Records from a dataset
------------------------------------

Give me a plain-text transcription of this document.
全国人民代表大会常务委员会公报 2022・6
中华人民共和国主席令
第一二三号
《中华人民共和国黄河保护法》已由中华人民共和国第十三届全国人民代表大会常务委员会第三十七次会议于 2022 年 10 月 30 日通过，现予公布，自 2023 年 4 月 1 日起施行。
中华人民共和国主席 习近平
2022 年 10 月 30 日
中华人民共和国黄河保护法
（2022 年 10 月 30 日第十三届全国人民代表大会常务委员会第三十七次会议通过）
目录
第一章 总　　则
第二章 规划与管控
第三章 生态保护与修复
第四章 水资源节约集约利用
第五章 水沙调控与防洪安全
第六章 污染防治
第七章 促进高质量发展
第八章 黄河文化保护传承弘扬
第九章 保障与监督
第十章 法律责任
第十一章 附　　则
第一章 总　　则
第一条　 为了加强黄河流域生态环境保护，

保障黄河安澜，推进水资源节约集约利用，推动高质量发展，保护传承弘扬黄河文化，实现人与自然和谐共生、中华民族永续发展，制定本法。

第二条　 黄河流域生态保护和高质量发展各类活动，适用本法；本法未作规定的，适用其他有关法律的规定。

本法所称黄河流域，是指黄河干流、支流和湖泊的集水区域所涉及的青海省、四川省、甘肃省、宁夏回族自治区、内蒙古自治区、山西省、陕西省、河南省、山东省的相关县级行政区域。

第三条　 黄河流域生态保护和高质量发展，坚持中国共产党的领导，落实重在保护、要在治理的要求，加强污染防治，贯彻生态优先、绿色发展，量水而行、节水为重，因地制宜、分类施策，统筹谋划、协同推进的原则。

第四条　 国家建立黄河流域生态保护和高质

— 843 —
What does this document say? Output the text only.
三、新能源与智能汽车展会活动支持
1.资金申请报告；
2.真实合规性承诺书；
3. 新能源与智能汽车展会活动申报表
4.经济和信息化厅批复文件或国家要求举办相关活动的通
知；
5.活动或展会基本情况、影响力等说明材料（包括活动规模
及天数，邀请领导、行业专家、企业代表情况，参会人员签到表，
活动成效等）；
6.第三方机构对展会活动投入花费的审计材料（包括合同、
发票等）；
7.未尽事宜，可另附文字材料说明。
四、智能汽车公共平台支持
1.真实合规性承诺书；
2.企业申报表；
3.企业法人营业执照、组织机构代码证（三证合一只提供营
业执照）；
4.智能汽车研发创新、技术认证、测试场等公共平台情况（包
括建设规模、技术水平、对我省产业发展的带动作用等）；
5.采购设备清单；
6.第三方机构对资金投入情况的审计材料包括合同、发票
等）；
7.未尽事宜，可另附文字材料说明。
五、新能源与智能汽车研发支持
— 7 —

------------------------------------

_The task_
Extract the data exactly as given.

_Task output_
Give me a plain-text transcription of this document.
全国人民代表大会常务委员会公报 2022・6
中华人民共和国主席令
第一二三号
《中华人民共和国黄河保护法》已由中华人民共和国第十三届全国人民代表大会常务委员会第三十七次会议于 2022 年 10 月 30 日通过，现予公布，自 2023 年 4 月 1 日起施行。
中华人民共和国主席 习近平
2022 年 10 月 30 日
中华人民共和国黄河保护法
（2022 年 10 月 30 日第十三届全国人民代表大会常务委员会第三十七次会议通过）
目录
第一章 总　　则
第二章 规划与管控
第三章 生态保护与修复
第四章 水资源节约集约利用
第五章 水沙调控与防洪安全
第六章 污染防治
第七章 促进高质量发展
第八章 黄河文化保护传承弘扬
第九章 保障与监督
第十章 法律责任
第十一章 附　　则
第一章 总　　则
第一条　 为了加强黄河流域生态环境保护，

保障黄河安澜，推进水资源节约集约利用，推动高质量发展，保护传承弘扬黄河文化，实现人与自然和谐共生、中华民族永续发展，制定本法。

第二条　 黄河流域生态保护和高质量发展各类活动，适用本法；本法未作规定的，适用其他有关法律的规定。

本法所称黄河流域，是指黄河干流、支流和湖泊的集水区域所涉及的青海省、四川省、甘肃省、宁夏回族自治区、内蒙古自治区、山西省、陕西省、河南省、山东省的相关县级行政区域。

第三条　 黄河流域生态保护和高质量发展，坚持中国共产党的领导，落实重在保护、要在治理的要求，加强污染防治，贯彻生态优先、绿色发展，量水而行、节水为重，因地制宜、分类施策，统筹谋划、协同推进的原则。

第四条　 国家建立黄河流域生态保护和高质

— 843 —
What does this document say? Output the text only.
三、新能源与智能汽车展会活动支持
1.资金申请报告；
2.真实合规性承诺书；
3. 新能源与智能汽车展会活动申报表
4.经济和信息化厅批复文件或国家要求举办相关活动的通
知；
5.活动或展会基本情况、影响力等说明材料（包括活动规模
及天数，邀请领导、行业专家、企业代表情况，参会人员签到表，
活动成效等）；
6.第三方机构对展会活动投入花费的审计材料（包括合同、
发票等）；
7.未尽事宜，可另附文字材料说明。
四、智能汽车公共平台支持
1.真实合规性承诺书；
2.企业申报表；
3.企业法人营业执照、组织机构代码证（三证合一只提供营
业执照）；
4.智能汽车研发创新、技术认证、测试场等公共平台情况（包
括建设规模、技术水平、对我省产业发展的带动作用等）；
5.采购设备清单；
6.第三方机构对资金投入情况的审计材料包括合同、发票
等）；
7.未尽事宜，可另附文字材料说明。
五、新能源与智能汽车研发支持
— 7 —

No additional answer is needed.